[Collected data entries]
________________________
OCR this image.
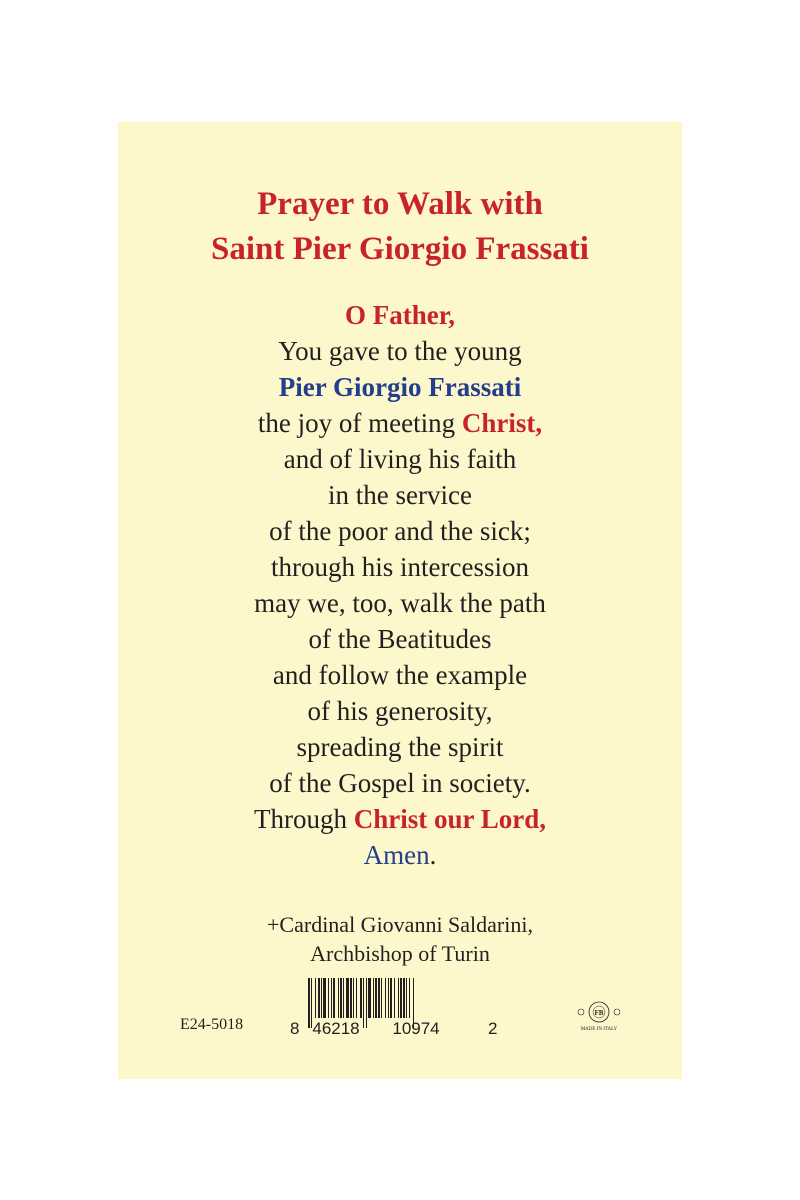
Prayer to Walk with
Saint Pier Giorgio Frassati
O Father,
You gave to the young
Pier Giorgio Frassati
the joy of meeting Christ,
and of living his faith
in the service
of the poor and the sick;
through his intercession
may we, too, walk the path
of the Beatitudes
and follow the example
of his generosity,
spreading the spirit
of the Gospel in society.
Through Christ our Lord,
Amen.
+Cardinal Giovanni Saldarini,
Archbishop of Turin
E24-5018	8 46218 10974	2
FB
MADE IN ITALY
________________________
[TASK PROMPT] Identify each line in the records above containing the word "Christ"; copy those lines.

[EXERCISE RESULT]
the joy of meeting Christ,
Through Christ our Lord,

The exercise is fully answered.